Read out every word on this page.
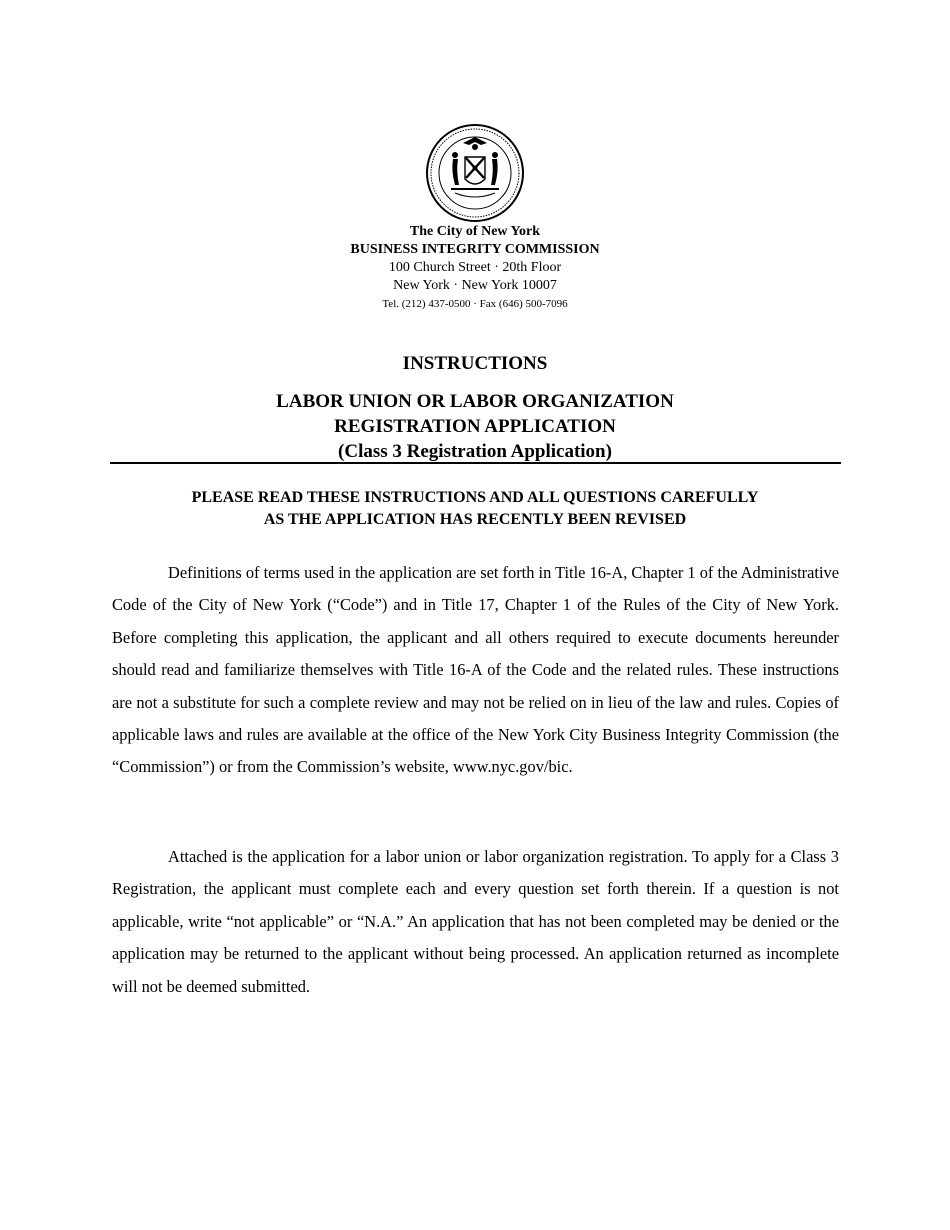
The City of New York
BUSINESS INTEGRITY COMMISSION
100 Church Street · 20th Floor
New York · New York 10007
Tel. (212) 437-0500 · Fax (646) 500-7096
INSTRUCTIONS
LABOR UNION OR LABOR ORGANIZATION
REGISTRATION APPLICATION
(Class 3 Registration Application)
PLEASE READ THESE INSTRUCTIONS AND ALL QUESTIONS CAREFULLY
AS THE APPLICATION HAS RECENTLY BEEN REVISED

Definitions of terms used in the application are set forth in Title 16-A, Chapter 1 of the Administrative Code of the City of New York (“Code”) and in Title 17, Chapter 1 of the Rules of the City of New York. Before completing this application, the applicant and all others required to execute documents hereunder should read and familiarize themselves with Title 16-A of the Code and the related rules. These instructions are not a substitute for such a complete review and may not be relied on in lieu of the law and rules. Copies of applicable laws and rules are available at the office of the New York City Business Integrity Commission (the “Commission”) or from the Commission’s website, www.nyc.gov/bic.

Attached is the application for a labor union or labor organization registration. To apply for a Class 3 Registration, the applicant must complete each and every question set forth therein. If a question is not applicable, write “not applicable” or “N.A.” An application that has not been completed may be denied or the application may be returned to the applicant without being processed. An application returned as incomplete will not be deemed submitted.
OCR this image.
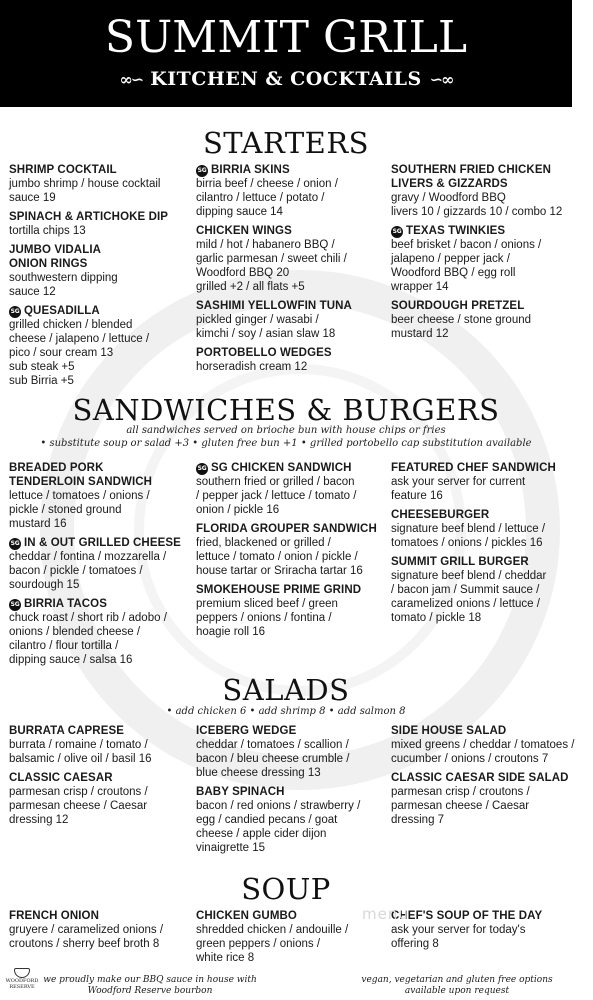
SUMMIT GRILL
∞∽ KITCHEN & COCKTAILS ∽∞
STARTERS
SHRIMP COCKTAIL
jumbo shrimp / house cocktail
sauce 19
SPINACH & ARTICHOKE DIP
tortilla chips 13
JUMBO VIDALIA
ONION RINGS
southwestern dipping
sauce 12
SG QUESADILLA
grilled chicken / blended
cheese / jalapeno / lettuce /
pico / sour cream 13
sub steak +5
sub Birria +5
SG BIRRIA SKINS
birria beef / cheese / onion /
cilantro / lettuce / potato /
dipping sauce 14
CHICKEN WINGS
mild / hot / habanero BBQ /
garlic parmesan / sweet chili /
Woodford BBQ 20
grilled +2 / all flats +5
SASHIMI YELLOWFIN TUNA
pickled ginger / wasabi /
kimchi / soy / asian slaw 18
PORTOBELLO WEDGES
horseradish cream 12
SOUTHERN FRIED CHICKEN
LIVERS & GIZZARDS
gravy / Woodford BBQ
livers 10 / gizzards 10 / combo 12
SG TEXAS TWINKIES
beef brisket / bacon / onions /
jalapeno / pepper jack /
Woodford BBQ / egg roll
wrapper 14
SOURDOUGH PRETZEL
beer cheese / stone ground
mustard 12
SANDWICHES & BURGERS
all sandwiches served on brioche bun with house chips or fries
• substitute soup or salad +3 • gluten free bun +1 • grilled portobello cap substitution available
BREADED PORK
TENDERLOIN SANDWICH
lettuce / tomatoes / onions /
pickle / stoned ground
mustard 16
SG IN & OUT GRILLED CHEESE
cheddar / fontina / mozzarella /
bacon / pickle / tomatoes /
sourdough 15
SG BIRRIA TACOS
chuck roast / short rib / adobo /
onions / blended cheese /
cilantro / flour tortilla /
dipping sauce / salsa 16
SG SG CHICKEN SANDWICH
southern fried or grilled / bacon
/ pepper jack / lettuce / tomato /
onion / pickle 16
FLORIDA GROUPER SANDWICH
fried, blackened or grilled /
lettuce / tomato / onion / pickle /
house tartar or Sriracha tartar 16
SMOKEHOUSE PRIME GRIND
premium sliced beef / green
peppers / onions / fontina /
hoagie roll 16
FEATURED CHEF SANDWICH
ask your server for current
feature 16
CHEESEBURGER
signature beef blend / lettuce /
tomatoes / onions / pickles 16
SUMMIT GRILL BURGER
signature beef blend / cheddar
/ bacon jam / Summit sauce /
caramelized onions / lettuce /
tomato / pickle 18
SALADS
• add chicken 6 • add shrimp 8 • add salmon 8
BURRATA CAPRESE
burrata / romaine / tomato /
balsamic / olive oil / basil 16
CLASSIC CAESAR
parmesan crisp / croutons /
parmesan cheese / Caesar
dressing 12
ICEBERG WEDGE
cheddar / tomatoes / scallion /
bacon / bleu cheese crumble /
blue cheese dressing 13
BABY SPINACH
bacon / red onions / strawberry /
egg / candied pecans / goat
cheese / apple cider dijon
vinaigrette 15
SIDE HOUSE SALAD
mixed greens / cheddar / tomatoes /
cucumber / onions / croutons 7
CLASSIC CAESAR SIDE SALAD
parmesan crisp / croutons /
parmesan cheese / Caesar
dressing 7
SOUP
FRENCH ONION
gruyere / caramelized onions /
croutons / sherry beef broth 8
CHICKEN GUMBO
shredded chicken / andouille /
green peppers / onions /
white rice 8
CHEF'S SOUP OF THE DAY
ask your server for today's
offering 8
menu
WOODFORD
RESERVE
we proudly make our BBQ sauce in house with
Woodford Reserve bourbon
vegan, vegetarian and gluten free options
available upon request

● ● ● ● ●

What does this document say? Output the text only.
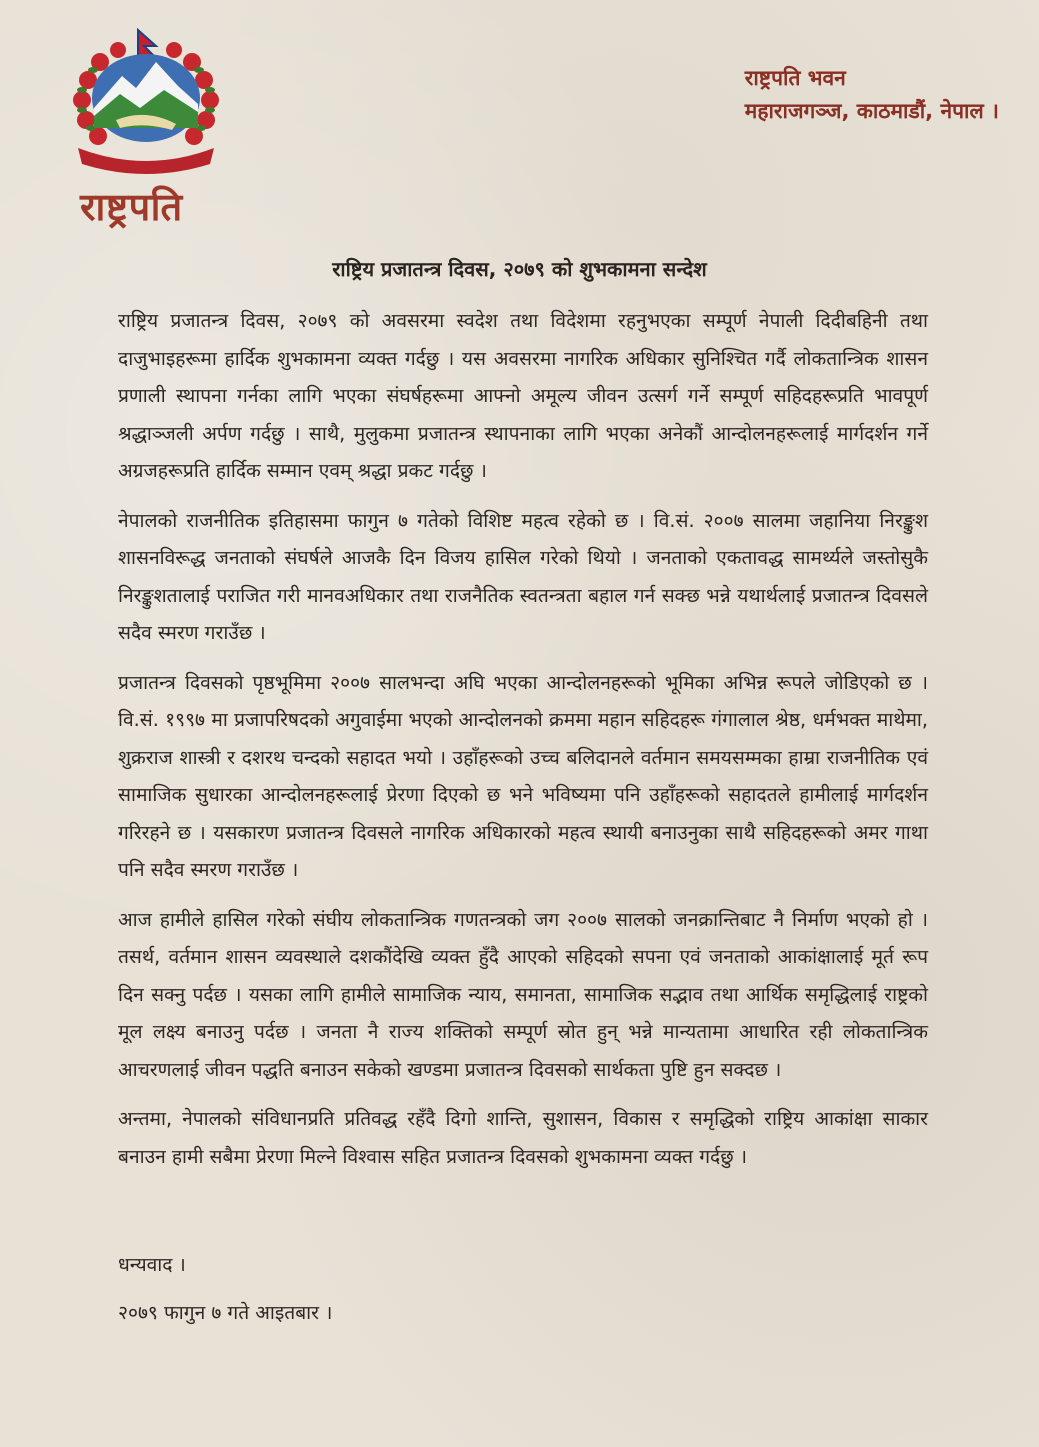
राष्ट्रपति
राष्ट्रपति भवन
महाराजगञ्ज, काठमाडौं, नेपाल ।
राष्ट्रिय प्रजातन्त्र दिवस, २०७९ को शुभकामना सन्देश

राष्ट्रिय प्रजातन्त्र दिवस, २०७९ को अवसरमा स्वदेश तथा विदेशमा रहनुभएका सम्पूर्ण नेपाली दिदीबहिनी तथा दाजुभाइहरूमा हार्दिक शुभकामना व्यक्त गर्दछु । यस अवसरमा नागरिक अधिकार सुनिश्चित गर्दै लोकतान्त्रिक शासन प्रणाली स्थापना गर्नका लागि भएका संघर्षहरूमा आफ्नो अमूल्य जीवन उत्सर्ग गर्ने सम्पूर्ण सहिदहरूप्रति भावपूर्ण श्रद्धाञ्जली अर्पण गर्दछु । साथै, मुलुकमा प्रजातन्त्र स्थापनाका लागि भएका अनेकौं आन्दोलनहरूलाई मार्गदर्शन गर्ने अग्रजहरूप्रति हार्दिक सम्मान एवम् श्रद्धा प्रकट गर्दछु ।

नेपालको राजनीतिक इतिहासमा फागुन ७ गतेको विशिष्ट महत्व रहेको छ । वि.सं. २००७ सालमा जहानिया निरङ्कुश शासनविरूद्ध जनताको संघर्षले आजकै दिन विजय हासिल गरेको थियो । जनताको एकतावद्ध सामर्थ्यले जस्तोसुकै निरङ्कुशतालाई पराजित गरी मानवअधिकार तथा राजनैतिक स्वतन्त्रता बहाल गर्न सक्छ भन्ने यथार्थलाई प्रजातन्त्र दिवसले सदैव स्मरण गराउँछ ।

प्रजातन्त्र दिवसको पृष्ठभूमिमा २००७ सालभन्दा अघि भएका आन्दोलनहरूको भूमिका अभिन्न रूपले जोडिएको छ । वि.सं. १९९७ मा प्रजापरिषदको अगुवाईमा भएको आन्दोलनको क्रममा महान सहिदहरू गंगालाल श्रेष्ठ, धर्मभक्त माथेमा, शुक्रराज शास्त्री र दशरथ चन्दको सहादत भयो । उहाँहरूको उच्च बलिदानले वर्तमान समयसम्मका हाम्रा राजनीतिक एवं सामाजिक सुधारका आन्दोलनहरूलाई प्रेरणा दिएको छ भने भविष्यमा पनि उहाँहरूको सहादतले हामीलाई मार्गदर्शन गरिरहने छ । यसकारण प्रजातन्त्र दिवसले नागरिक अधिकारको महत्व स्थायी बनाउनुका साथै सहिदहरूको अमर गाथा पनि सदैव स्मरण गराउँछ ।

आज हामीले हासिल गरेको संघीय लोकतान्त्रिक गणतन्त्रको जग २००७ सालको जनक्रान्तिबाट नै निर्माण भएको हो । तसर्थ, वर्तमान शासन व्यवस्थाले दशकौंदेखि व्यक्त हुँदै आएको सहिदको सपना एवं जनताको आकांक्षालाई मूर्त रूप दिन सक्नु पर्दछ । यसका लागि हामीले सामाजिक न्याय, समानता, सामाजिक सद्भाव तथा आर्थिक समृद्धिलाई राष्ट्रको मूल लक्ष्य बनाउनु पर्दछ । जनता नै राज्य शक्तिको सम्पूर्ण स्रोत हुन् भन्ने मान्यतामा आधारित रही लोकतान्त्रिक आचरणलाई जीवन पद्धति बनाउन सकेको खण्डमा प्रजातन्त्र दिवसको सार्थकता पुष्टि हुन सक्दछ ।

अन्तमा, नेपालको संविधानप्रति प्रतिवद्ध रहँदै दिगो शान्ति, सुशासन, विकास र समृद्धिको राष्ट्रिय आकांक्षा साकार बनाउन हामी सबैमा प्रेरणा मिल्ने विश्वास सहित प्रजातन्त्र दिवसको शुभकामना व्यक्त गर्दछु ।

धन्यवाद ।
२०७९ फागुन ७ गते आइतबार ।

● ● ● ● ●

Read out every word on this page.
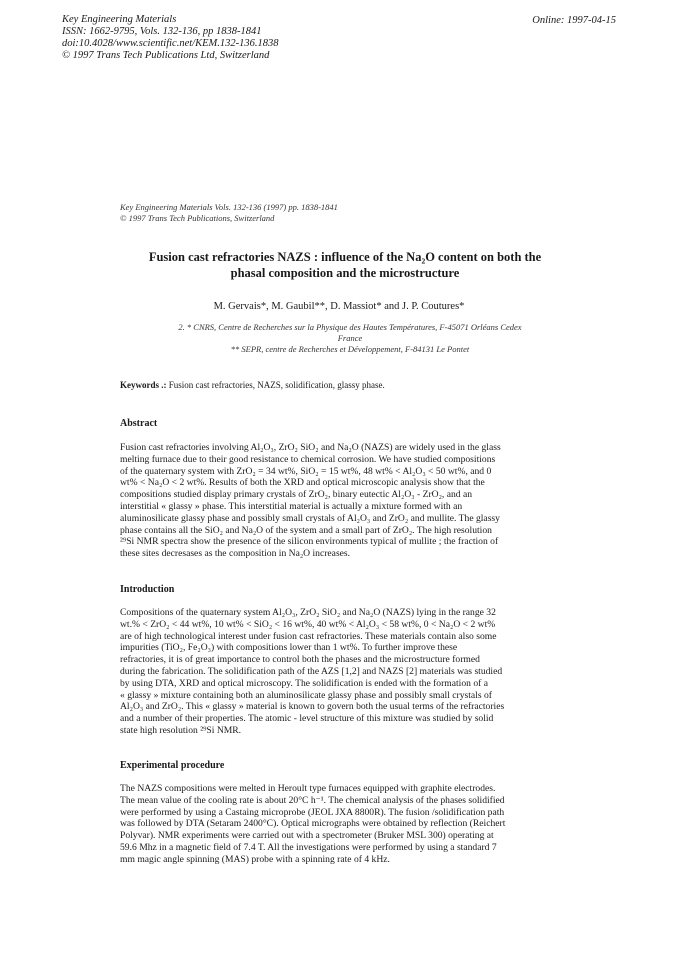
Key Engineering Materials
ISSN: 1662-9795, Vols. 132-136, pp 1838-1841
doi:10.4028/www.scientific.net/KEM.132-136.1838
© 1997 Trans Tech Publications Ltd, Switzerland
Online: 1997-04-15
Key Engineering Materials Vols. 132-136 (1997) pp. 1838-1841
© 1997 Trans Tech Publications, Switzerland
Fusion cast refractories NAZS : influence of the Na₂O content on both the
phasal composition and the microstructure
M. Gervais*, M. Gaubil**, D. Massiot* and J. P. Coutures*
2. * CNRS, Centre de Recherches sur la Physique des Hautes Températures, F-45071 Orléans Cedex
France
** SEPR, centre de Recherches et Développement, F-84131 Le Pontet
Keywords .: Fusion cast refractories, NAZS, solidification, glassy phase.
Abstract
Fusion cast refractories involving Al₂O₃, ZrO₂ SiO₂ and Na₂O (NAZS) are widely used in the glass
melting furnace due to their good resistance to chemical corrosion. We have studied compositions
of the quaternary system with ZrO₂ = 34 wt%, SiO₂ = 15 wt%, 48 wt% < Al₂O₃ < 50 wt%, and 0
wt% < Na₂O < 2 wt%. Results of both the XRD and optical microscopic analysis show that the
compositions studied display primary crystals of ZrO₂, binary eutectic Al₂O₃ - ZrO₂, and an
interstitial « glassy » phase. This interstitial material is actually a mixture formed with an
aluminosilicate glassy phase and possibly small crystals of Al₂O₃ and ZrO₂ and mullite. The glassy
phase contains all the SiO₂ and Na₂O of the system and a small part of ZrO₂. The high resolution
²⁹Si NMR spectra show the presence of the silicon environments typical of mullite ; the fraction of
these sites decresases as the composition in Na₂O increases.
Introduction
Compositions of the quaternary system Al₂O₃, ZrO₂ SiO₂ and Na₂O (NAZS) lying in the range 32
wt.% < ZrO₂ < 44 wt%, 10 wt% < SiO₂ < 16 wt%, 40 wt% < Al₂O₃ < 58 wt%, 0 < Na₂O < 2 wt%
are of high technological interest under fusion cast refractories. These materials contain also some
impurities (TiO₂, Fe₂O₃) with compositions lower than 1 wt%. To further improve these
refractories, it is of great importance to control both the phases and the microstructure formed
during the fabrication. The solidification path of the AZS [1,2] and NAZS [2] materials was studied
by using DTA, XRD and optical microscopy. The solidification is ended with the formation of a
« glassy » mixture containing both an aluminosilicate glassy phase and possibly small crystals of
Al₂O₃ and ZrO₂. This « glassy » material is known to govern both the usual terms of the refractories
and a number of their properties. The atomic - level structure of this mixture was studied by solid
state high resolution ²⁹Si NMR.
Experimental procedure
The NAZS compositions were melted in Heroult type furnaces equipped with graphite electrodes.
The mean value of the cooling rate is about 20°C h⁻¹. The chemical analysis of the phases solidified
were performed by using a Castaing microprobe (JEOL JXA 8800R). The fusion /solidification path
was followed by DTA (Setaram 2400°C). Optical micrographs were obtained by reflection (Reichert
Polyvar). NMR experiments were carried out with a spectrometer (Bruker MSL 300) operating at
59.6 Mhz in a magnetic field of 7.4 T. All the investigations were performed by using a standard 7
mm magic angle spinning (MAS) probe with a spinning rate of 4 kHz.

● ● ● ● ●

■ **WHAT YOU HAVE TO DO**:
Search the listing for the string "your". Copy each line where it turns up.

■ **SOLUTION FOR THIS PROBLEM**:
ask your server for current
ask your server for today's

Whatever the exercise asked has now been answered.